(WRITTEN REQUEST) Rewrite the listing below with "Modellbaum" changed to "Model Tree" and everything else left as it is. Leave the pictures out of your answer.

(RECORDS PROVIDED)
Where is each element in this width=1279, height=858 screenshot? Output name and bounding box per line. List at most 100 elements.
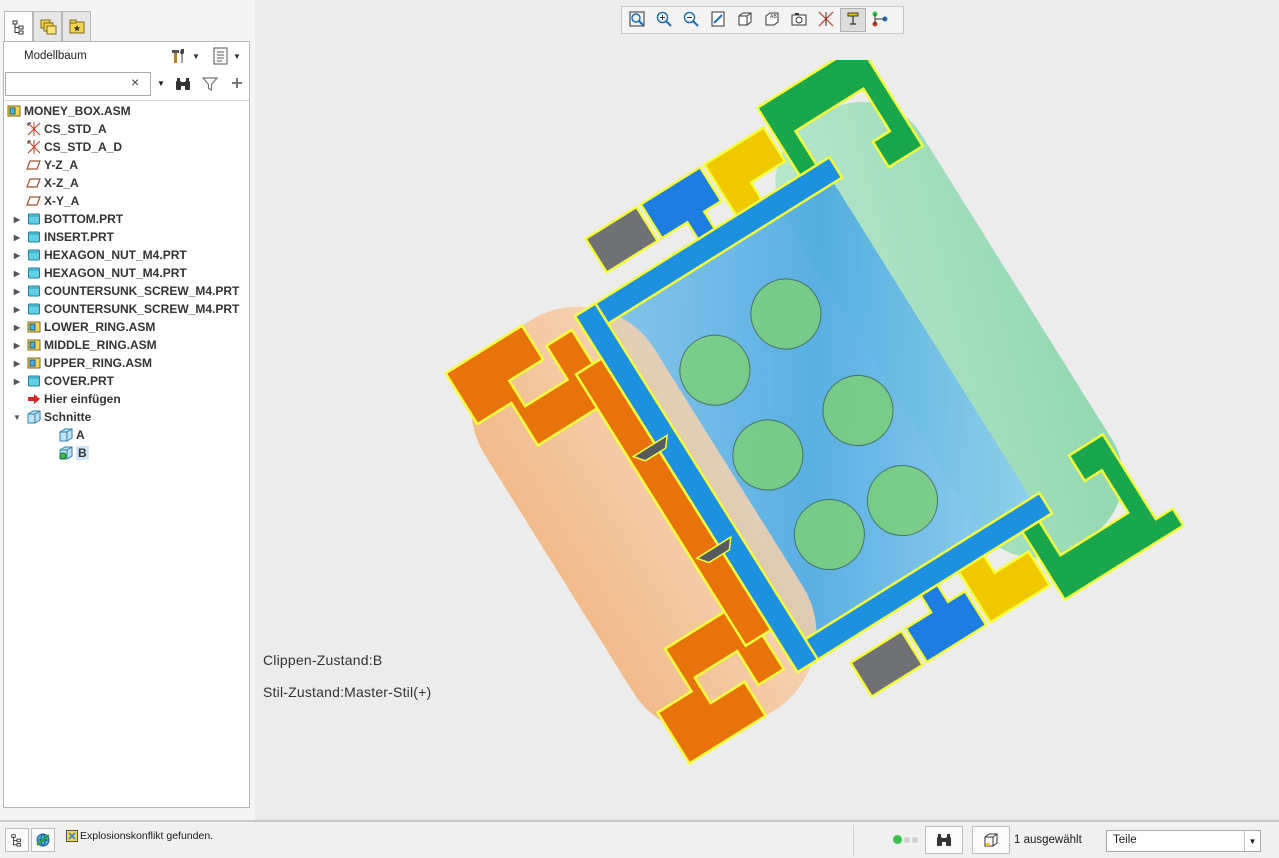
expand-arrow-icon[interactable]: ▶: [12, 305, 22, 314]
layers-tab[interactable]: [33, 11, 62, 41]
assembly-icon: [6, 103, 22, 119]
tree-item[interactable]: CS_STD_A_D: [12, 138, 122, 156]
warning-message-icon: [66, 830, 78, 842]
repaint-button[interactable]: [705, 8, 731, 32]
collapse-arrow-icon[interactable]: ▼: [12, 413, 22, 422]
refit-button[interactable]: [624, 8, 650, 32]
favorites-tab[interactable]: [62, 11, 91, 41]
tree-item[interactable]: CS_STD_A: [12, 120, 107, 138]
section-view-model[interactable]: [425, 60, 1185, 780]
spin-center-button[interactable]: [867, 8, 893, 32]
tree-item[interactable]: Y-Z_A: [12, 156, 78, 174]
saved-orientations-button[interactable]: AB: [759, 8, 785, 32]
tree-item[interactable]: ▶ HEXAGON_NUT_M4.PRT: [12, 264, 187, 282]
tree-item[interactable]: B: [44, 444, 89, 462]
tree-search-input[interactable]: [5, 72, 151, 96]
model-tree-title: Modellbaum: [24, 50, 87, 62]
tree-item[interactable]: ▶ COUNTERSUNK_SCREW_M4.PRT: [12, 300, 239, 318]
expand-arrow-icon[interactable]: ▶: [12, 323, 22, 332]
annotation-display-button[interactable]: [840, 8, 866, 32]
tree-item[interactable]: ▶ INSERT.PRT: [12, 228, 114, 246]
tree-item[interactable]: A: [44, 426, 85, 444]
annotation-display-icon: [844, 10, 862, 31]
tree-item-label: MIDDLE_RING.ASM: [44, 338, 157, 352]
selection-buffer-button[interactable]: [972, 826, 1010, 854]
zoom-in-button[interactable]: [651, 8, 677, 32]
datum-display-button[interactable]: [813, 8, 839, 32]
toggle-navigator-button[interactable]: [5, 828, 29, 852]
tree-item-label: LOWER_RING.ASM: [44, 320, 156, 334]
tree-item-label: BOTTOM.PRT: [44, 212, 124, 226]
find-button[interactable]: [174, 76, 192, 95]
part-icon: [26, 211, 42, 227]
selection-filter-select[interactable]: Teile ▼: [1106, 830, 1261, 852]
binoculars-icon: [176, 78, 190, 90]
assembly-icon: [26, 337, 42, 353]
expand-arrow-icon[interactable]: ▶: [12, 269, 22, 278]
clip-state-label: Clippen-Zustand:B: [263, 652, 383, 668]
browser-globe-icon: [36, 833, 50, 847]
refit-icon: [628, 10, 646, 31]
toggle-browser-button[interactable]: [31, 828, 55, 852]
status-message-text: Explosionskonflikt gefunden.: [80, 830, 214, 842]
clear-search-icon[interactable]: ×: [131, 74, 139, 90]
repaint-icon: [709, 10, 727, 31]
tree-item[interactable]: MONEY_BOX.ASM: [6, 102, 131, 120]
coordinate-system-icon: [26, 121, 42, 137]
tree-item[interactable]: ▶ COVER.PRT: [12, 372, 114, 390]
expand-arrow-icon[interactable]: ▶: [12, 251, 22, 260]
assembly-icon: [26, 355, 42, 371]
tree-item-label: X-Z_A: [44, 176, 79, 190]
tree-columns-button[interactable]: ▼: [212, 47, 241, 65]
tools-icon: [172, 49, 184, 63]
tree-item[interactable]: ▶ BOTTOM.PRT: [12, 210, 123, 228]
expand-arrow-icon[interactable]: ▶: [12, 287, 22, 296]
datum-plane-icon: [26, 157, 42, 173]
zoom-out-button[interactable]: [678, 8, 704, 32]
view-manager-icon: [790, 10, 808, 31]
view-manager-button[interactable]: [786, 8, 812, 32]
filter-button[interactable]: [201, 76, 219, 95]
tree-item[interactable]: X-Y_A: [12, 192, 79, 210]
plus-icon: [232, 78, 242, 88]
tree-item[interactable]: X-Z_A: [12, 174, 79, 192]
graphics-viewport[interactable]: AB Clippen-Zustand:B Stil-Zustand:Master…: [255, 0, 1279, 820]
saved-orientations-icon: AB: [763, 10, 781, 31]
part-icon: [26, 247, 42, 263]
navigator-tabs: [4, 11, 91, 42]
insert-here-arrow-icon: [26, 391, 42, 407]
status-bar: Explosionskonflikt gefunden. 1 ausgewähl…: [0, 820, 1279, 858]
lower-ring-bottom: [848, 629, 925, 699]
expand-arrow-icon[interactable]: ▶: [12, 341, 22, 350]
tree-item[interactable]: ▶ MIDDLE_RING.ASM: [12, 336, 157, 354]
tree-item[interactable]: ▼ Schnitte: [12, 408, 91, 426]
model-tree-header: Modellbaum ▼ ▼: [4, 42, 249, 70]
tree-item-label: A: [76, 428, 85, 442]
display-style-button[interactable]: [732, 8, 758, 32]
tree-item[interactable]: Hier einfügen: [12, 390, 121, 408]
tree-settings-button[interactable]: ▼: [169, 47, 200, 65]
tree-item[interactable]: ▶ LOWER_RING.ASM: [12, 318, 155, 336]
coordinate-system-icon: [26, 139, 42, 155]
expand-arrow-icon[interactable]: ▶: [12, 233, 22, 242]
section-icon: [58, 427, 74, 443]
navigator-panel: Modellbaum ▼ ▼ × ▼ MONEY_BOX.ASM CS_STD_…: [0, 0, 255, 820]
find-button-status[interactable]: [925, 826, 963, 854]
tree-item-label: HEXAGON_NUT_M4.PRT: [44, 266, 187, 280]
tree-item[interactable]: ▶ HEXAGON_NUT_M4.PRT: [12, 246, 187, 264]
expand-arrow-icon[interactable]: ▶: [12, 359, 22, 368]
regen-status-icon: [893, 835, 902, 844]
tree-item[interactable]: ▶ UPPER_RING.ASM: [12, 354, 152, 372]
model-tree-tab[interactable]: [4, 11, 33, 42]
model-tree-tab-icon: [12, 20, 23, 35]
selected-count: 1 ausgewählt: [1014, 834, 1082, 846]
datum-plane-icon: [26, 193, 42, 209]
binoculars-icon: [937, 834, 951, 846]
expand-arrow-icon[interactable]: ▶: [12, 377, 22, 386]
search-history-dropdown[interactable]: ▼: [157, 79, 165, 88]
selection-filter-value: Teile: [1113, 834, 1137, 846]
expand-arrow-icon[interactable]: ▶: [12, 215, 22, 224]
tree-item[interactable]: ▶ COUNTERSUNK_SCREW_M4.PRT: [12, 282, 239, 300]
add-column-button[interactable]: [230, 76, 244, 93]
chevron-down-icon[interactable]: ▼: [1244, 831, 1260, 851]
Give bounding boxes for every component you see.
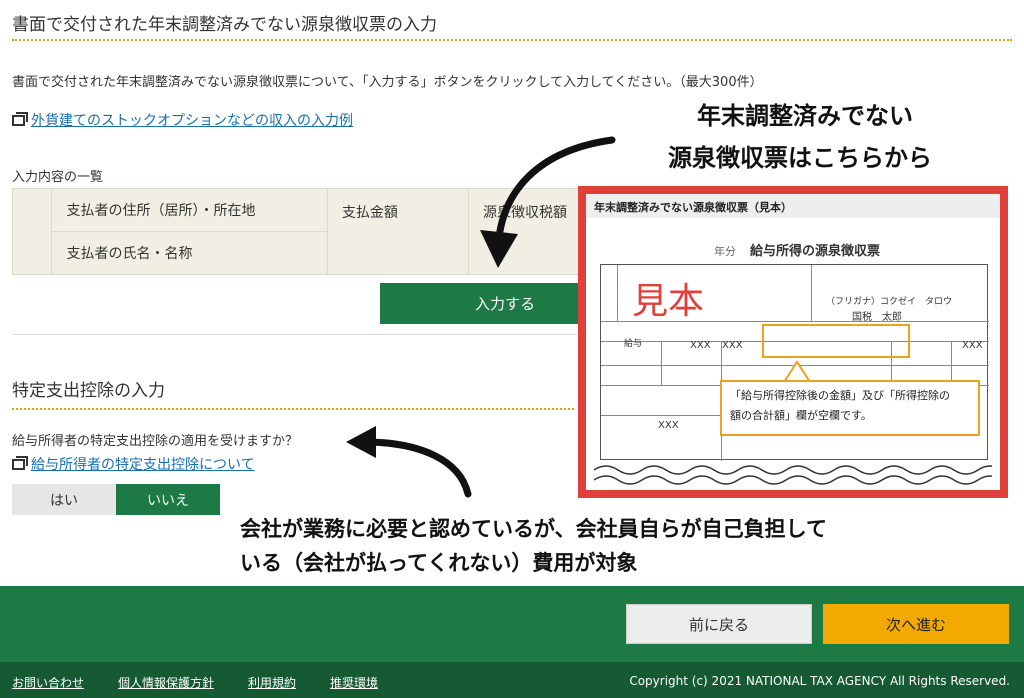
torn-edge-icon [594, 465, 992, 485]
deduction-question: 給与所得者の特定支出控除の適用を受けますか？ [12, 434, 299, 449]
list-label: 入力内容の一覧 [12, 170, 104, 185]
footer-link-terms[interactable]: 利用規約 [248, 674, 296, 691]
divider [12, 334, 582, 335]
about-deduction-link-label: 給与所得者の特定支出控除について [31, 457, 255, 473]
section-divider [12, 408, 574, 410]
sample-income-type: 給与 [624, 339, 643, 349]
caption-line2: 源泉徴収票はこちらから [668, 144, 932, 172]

(WORKED ANSWER)
Where is each element in this width=1279, height=858 screenshot? Output name and bounding box per line. List at most 100 elements.
expand-arrow-icon[interactable]: ▶: [12, 305, 22, 314]
layers-tab[interactable]: [33, 11, 62, 41]
assembly-icon: [6, 103, 22, 119]
tree-item[interactable]: CS_STD_A_D: [12, 138, 122, 156]
warning-message-icon: [66, 830, 78, 842]
repaint-button[interactable]: [705, 8, 731, 32]
collapse-arrow-icon[interactable]: ▼: [12, 413, 22, 422]
refit-button[interactable]: [624, 8, 650, 32]
favorites-tab[interactable]: [62, 11, 91, 41]
tree-item[interactable]: CS_STD_A: [12, 120, 107, 138]
section-view-model[interactable]: [425, 60, 1185, 780]
spin-center-button[interactable]: [867, 8, 893, 32]
tree-item[interactable]: Y-Z_A: [12, 156, 78, 174]
saved-orientations-button[interactable]: AB: [759, 8, 785, 32]
tree-item[interactable]: ▶ HEXAGON_NUT_M4.PRT: [12, 264, 187, 282]
tree-item[interactable]: B: [44, 444, 89, 462]
tree-search-input[interactable]: [5, 72, 151, 96]
model-tree-title: Model Tree: [24, 50, 87, 62]
tree-item[interactable]: ▶ COUNTERSUNK_SCREW_M4.PRT: [12, 300, 239, 318]
expand-arrow-icon[interactable]: ▶: [12, 323, 22, 332]
annotation-display-button[interactable]: [840, 8, 866, 32]
tree-item[interactable]: ▶ INSERT.PRT: [12, 228, 114, 246]
tree-item[interactable]: A: [44, 426, 85, 444]
annotation-display-icon: [844, 10, 862, 31]
tree-item-label: MIDDLE_RING.ASM: [44, 338, 157, 352]
selection-buffer-button[interactable]: [972, 826, 1010, 854]
zoom-in-button[interactable]: [651, 8, 677, 32]
datum-display-button[interactable]: [813, 8, 839, 32]
toggle-navigator-button[interactable]: [5, 828, 29, 852]
tree-item-label: LOWER_RING.ASM: [44, 320, 156, 334]
tree-item-label: BOTTOM.PRT: [44, 212, 124, 226]
find-button[interactable]: [174, 76, 192, 95]
part-icon: [26, 211, 42, 227]
selection-filter-select[interactable]: Teile ▼: [1106, 830, 1261, 852]
binoculars-icon: [176, 78, 190, 90]
assembly-icon: [26, 337, 42, 353]
expand-arrow-icon[interactable]: ▶: [12, 269, 22, 278]
clip-state-label: Clippen-Zustand:B: [263, 652, 383, 668]
browser-globe-icon: [36, 833, 50, 847]
refit-icon: [628, 10, 646, 31]
toggle-browser-button[interactable]: [31, 828, 55, 852]
status-message-text: Explosionskonflikt gefunden.: [80, 830, 214, 842]
clear-search-icon[interactable]: ×: [131, 74, 139, 90]
repaint-icon: [709, 10, 727, 31]
tree-item[interactable]: MONEY_BOX.ASM: [6, 102, 131, 120]
coordinate-system-icon: [26, 121, 42, 137]
tree-item[interactable]: ▶ COVER.PRT: [12, 372, 114, 390]
expand-arrow-icon[interactable]: ▶: [12, 251, 22, 260]
assembly-icon: [26, 355, 42, 371]
tree-item-label: X-Z_A: [44, 176, 79, 190]
tree-columns-button[interactable]: ▼: [212, 47, 241, 65]
tools-icon: [172, 49, 184, 63]
tree-item[interactable]: ▶ BOTTOM.PRT: [12, 210, 123, 228]
expand-arrow-icon[interactable]: ▶: [12, 287, 22, 296]
datum-plane-icon: [26, 157, 42, 173]
zoom-out-button[interactable]: [678, 8, 704, 32]
view-manager-icon: [790, 10, 808, 31]
view-manager-button[interactable]: [786, 8, 812, 32]
filter-button[interactable]: [201, 76, 219, 95]
tree-item[interactable]: X-Y_A: [12, 192, 79, 210]
plus-icon: [232, 78, 242, 88]
tree-item[interactable]: X-Z_A: [12, 174, 79, 192]
graphics-viewport[interactable]: AB Clippen-Zustand:B Stil-Zustand:Master…: [255, 0, 1279, 820]
saved-orientations-icon: AB: [763, 10, 781, 31]
part-icon: [26, 247, 42, 263]
navigator-tabs: [4, 11, 91, 42]
insert-here-arrow-icon: [26, 391, 42, 407]
status-bar: Explosionskonflikt gefunden. 1 ausgewähl…: [0, 820, 1279, 858]
lower-ring-bottom: [848, 629, 925, 699]
expand-arrow-icon[interactable]: ▶: [12, 341, 22, 350]
tree-item[interactable]: ▶ MIDDLE_RING.ASM: [12, 336, 157, 354]
tree-item[interactable]: ▼ Schnitte: [12, 408, 91, 426]
model-tree-header: Model Tree ▼ ▼: [4, 42, 249, 70]
tree-item-label: A: [76, 428, 85, 442]
display-style-button[interactable]: [732, 8, 758, 32]
tree-item[interactable]: Hier einfügen: [12, 390, 121, 408]
tree-settings-button[interactable]: ▼: [169, 47, 200, 65]
tree-item[interactable]: ▶ LOWER_RING.ASM: [12, 318, 155, 336]
coordinate-system-icon: [26, 139, 42, 155]
expand-arrow-icon[interactable]: ▶: [12, 233, 22, 242]
section-icon: [58, 427, 74, 443]
navigator-panel: Model Tree ▼ ▼ × ▼ MONEY_BOX.ASM CS_STD_…: [0, 0, 255, 820]
find-button-status[interactable]: [925, 826, 963, 854]
tree-item-label: HEXAGON_NUT_M4.PRT: [44, 266, 187, 280]
tree-item[interactable]: ▶ HEXAGON_NUT_M4.PRT: [12, 246, 187, 264]
expand-arrow-icon[interactable]: ▶: [12, 359, 22, 368]
regen-status-icon: [893, 835, 902, 844]
tree-item[interactable]: ▶ UPPER_RING.ASM: [12, 354, 152, 372]
model-tree-tab[interactable]: [4, 11, 33, 42]
model-tree-tab-icon: [12, 20, 23, 35]
selected-count: 1 ausgewählt: [1014, 834, 1082, 846]
datum-plane-icon: [26, 193, 42, 209]
binoculars-icon: [937, 834, 951, 846]
expand-arrow-icon[interactable]: ▶: [12, 377, 22, 386]
search-history-dropdown[interactable]: ▼: [157, 79, 165, 88]
selection-filter-value: Teile: [1113, 834, 1137, 846]
expand-arrow-icon[interactable]: ▶: [12, 215, 22, 224]
tree-item[interactable]: ▶ COUNTERSUNK_SCREW_M4.PRT: [12, 282, 239, 300]
add-column-button[interactable]: [230, 76, 244, 93]
chevron-down-icon[interactable]: ▼: [1244, 831, 1260, 851]
Give bounding boxes for every component you see.
torn-edge-icon [594, 465, 992, 485]
deduction-question: 給与所得者の特定支出控除の適用を受けますか？ [12, 434, 299, 449]
list-label: 入力内容の一覧 [12, 170, 104, 185]
footer-link-terms[interactable]: 利用規約 [248, 674, 296, 691]
divider [12, 334, 582, 335]
about-deduction-link-label: 給与所得者の特定支出控除について [31, 457, 255, 473]
section-divider [12, 408, 574, 410]
sample-income-type: 給与 [624, 339, 643, 349]
caption-line2: 源泉徴収票はこちらから [668, 144, 932, 172]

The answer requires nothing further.